Dataset »
** START **

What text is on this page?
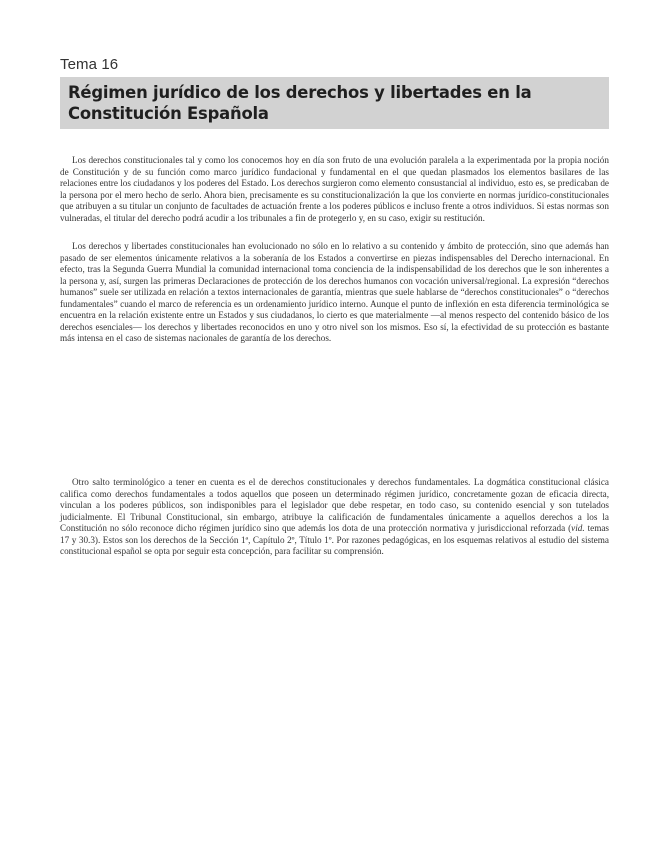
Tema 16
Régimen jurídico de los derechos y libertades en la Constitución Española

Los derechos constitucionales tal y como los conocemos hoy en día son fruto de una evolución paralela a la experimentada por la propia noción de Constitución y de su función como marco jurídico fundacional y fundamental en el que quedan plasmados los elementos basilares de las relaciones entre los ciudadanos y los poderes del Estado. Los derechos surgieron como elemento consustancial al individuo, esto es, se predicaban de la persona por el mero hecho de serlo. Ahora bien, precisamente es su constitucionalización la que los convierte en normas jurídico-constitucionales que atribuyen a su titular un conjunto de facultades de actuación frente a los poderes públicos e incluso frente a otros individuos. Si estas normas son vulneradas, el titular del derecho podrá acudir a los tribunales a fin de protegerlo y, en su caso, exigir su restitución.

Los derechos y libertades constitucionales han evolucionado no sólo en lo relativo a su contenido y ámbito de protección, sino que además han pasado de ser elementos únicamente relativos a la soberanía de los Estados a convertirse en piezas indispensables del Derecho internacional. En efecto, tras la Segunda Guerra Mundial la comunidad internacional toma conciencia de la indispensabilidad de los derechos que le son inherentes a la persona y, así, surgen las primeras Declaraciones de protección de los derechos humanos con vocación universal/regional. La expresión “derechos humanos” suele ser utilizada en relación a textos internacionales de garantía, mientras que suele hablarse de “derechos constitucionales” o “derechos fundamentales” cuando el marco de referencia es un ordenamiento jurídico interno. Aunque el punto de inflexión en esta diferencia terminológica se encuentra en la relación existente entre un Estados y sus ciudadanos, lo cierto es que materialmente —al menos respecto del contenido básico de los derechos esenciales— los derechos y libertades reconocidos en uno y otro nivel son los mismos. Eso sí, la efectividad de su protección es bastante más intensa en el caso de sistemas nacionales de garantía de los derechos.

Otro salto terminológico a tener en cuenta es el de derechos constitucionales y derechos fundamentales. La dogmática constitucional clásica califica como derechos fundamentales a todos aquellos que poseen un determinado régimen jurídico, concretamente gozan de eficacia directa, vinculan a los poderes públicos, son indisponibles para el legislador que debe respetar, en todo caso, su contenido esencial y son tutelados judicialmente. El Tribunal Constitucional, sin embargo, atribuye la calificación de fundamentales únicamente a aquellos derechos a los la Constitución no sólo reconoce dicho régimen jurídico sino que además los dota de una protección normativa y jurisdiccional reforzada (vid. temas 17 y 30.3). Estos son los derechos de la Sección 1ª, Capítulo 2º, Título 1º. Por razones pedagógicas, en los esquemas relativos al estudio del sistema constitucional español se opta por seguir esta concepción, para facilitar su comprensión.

** END **
** START **

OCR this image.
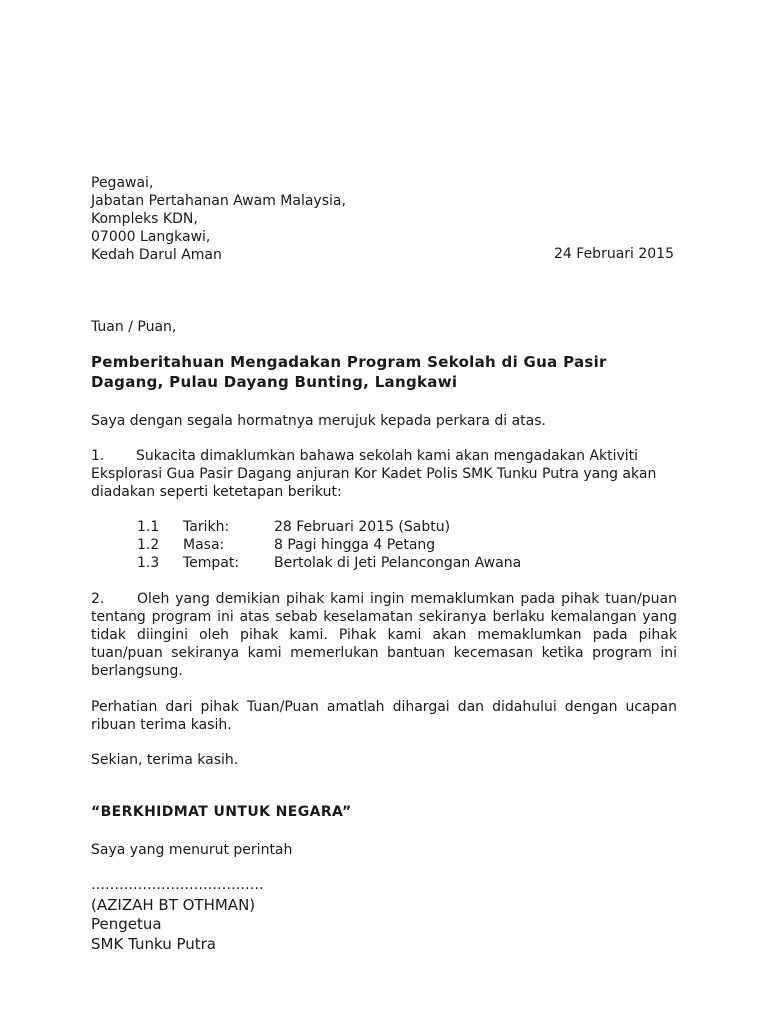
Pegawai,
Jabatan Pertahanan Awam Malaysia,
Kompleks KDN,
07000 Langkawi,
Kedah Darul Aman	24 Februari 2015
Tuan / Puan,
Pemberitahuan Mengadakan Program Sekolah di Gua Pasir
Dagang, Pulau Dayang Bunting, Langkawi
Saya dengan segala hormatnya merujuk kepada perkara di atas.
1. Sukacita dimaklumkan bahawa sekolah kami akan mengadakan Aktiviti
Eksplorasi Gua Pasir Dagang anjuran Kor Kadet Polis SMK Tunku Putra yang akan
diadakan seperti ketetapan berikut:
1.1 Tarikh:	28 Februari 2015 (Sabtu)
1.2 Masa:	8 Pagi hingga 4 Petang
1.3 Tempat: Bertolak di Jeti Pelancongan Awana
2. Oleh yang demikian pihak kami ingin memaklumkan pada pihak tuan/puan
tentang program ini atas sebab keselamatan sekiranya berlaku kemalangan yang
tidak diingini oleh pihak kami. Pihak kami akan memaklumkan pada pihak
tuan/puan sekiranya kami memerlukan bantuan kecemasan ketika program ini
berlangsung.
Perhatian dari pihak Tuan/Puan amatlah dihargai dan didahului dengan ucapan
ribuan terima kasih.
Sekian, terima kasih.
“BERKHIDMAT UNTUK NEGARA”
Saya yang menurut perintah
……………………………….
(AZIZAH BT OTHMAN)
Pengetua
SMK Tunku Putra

** END **

Job »
Identify and extract each line of the listing that contains "públicos".

Task solution »
Los derechos constitucionales tal y como los conocemos hoy en día son fruto de una evolución paralela a la experimentada por la propia noción de Constitución y de su función como marco jurídico fundacional y fundamental en el que quedan plasmados los elementos basilares de las relaciones entre los ciudadanos y los poderes del Estado. Los derechos surgieron como elemento consustancial al individuo, esto es, se predicaban de la persona por el mero hecho de serlo. Ahora bien, precisamente es su constitucionalización la que los convierte en normas jurídico-constitucionales que atribuyen a su titular un conjunto de facultades de actuación frente a los poderes públicos e incluso frente a otros individuos. Si estas normas son vulneradas, el titular del derecho podrá acudir a los tribunales a fin de protegerlo y, en su caso, exigir su restitución.
Otro salto terminológico a tener en cuenta es el de derechos constitucionales y derechos fundamentales. La dogmática constitucional clásica califica como derechos fundamentales a todos aquellos que poseen un determinado régimen jurídico, concretamente gozan de eficacia directa, vinculan a los poderes públicos, son indisponibles para el legislador que debe respetar, en todo caso, su contenido esencial y son tutelados judicialmente. El Tribunal Constitucional, sin embargo, atribuye la calificación de fundamentales únicamente a aquellos derechos a los la Constitución no sólo reconoce dicho régimen jurídico sino que además los dota de una protección normativa y jurisdiccional reforzada (vid. temas 17 y 30.3). Estos son los derechos de la Sección 1ª, Capítulo 2º, Título 1º. Por razones pedagógicas, en los esquemas relativos al estudio del sistema constitucional español se opta por seguir esta concepción, para facilitar su comprensión.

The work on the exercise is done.